## Problem requirements:
Below is a set of records; print all of them exactly as written.

--------------------------------------------------

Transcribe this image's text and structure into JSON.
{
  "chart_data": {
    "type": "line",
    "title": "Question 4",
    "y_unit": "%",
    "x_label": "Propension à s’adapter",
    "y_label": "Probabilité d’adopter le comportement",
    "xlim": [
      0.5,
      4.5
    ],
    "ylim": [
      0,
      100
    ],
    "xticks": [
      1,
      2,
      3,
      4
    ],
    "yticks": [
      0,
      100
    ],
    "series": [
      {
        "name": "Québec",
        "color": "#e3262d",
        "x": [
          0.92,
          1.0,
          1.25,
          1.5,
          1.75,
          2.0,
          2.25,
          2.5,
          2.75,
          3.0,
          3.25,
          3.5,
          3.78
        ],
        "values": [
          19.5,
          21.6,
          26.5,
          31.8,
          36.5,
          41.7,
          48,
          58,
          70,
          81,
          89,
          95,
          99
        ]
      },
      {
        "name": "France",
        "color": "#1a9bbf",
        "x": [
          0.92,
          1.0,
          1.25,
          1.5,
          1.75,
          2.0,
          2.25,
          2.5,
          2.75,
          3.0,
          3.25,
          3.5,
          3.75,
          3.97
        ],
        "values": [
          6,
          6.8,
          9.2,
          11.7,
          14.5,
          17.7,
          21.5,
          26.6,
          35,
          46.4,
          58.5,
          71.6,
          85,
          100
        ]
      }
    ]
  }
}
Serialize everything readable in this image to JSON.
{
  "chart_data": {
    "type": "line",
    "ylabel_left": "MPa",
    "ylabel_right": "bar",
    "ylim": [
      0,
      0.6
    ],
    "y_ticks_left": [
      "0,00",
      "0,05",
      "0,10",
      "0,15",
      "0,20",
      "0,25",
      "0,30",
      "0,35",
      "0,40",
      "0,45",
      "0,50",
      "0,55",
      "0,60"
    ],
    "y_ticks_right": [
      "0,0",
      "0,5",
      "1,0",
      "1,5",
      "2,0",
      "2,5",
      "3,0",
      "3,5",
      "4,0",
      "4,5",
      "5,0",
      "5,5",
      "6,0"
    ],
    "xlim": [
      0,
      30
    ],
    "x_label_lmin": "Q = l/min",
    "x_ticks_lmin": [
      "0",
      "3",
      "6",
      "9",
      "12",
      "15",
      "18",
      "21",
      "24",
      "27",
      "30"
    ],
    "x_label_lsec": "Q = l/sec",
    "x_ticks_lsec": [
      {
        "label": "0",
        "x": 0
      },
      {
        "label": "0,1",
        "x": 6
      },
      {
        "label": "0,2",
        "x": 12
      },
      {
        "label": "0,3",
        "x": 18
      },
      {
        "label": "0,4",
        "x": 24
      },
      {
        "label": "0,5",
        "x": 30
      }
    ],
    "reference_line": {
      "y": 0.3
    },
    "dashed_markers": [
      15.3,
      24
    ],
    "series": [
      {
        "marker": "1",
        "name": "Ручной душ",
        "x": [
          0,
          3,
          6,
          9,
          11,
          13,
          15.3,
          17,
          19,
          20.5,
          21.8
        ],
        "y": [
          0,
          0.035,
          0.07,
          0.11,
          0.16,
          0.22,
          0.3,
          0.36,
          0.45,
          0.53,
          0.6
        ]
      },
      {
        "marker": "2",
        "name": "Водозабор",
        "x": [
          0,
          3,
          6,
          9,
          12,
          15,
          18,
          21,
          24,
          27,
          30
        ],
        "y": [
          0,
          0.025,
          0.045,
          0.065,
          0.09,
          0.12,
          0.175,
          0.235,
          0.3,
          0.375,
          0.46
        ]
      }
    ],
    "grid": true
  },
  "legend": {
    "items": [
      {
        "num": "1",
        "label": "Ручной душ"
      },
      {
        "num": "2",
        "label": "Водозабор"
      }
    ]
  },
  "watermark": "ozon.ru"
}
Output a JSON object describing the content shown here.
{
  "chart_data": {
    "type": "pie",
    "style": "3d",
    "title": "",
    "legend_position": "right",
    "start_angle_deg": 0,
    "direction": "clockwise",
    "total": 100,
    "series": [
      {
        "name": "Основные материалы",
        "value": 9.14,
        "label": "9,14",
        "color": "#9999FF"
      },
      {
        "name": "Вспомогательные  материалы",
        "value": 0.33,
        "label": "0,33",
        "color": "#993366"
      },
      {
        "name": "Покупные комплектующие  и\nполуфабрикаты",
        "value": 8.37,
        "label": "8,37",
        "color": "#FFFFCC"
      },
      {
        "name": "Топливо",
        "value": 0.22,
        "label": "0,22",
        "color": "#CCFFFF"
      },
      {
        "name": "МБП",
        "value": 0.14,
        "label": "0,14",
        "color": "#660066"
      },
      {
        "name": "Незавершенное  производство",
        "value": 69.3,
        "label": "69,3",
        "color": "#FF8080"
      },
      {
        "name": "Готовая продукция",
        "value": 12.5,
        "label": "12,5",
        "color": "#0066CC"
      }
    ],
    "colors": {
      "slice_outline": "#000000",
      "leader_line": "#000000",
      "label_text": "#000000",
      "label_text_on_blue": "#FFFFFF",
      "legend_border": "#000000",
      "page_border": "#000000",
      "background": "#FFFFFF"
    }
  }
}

--------------------------------------------------

## Task response:
Transcribe this image's text and structure into JSON.
{
  "chart_data": {
    "type": "line",
    "title": "Question 4",
    "y_unit": "%",
    "x_label": "Propension à s’adapter",
    "y_label": "Probabilité d’adopter le comportement",
    "xlim": [
      0.5,
      4.5
    ],
    "ylim": [
      0,
      100
    ],
    "xticks": [
      1,
      2,
      3,
      4
    ],
    "yticks": [
      0,
      100
    ],
    "series": [
      {
        "name": "Québec",
        "color": "#e3262d",
        "x": [
          0.92,
          1.0,
          1.25,
          1.5,
          1.75,
          2.0,
          2.25,
          2.5,
          2.75,
          3.0,
          3.25,
          3.5,
          3.78
        ],
        "values": [
          19.5,
          21.6,
          26.5,
          31.8,
          36.5,
          41.7,
          48,
          58,
          70,
          81,
          89,
          95,
          99
        ]
      },
      {
        "name": "France",
        "color": "#1a9bbf",
        "x": [
          0.92,
          1.0,
          1.25,
          1.5,
          1.75,
          2.0,
          2.25,
          2.5,
          2.75,
          3.0,
          3.25,
          3.5,
          3.75,
          3.97
        ],
        "values": [
          6,
          6.8,
          9.2,
          11.7,
          14.5,
          17.7,
          21.5,
          26.6,
          35,
          46.4,
          58.5,
          71.6,
          85,
          100
        ]
      }
    ]
  }
}
Serialize everything readable in this image to JSON.
{
  "chart_data": {
    "type": "line",
    "ylabel_left": "MPa",
    "ylabel_right": "bar",
    "ylim": [
      0,
      0.6
    ],
    "y_ticks_left": [
      "0,00",
      "0,05",
      "0,10",
      "0,15",
      "0,20",
      "0,25",
      "0,30",
      "0,35",
      "0,40",
      "0,45",
      "0,50",
      "0,55",
      "0,60"
    ],
    "y_ticks_right": [
      "0,0",
      "0,5",
      "1,0",
      "1,5",
      "2,0",
      "2,5",
      "3,0",
      "3,5",
      "4,0",
      "4,5",
      "5,0",
      "5,5",
      "6,0"
    ],
    "xlim": [
      0,
      30
    ],
    "x_label_lmin": "Q = l/min",
    "x_ticks_lmin": [
      "0",
      "3",
      "6",
      "9",
      "12",
      "15",
      "18",
      "21",
      "24",
      "27",
      "30"
    ],
    "x_label_lsec": "Q = l/sec",
    "x_ticks_lsec": [
      {
        "label": "0",
        "x": 0
      },
      {
        "label": "0,1",
        "x": 6
      },
      {
        "label": "0,2",
        "x": 12
      },
      {
        "label": "0,3",
        "x": 18
      },
      {
        "label": "0,4",
        "x": 24
      },
      {
        "label": "0,5",
        "x": 30
      }
    ],
    "reference_line": {
      "y": 0.3
    },
    "dashed_markers": [
      15.3,
      24
    ],
    "series": [
      {
        "marker": "1",
        "name": "Ручной душ",
        "x": [
          0,
          3,
          6,
          9,
          11,
          13,
          15.3,
          17,
          19,
          20.5,
          21.8
        ],
        "y": [
          0,
          0.035,
          0.07,
          0.11,
          0.16,
          0.22,
          0.3,
          0.36,
          0.45,
          0.53,
          0.6
        ]
      },
      {
        "marker": "2",
        "name": "Водозабор",
        "x": [
          0,
          3,
          6,
          9,
          12,
          15,
          18,
          21,
          24,
          27,
          30
        ],
        "y": [
          0,
          0.025,
          0.045,
          0.065,
          0.09,
          0.12,
          0.175,
          0.235,
          0.3,
          0.375,
          0.46
        ]
      }
    ],
    "grid": true
  },
  "legend": {
    "items": [
      {
        "num": "1",
        "label": "Ручной душ"
      },
      {
        "num": "2",
        "label": "Водозабор"
      }
    ]
  },
  "watermark": "ozon.ru"
}
Output a JSON object describing the content shown here.
{
  "chart_data": {
    "type": "pie",
    "style": "3d",
    "title": "",
    "legend_position": "right",
    "start_angle_deg": 0,
    "direction": "clockwise",
    "total": 100,
    "series": [
      {
        "name": "Основные материалы",
        "value": 9.14,
        "label": "9,14",
        "color": "#9999FF"
      },
      {
        "name": "Вспомогательные  материалы",
        "value": 0.33,
        "label": "0,33",
        "color": "#993366"
      },
      {
        "name": "Покупные комплектующие  и\nполуфабрикаты",
        "value": 8.37,
        "label": "8,37",
        "color": "#FFFFCC"
      },
      {
        "name": "Топливо",
        "value": 0.22,
        "label": "0,22",
        "color": "#CCFFFF"
      },
      {
        "name": "МБП",
        "value": 0.14,
        "label": "0,14",
        "color": "#660066"
      },
      {
        "name": "Незавершенное  производство",
        "value": 69.3,
        "label": "69,3",
        "color": "#FF8080"
      },
      {
        "name": "Готовая продукция",
        "value": 12.5,
        "label": "12,5",
        "color": "#0066CC"
      }
    ],
    "colors": {
      "slice_outline": "#000000",
      "leader_line": "#000000",
      "label_text": "#000000",
      "label_text_on_blue": "#FFFFFF",
      "legend_border": "#000000",
      "page_border": "#000000",
      "background": "#FFFFFF"
    }
  }
}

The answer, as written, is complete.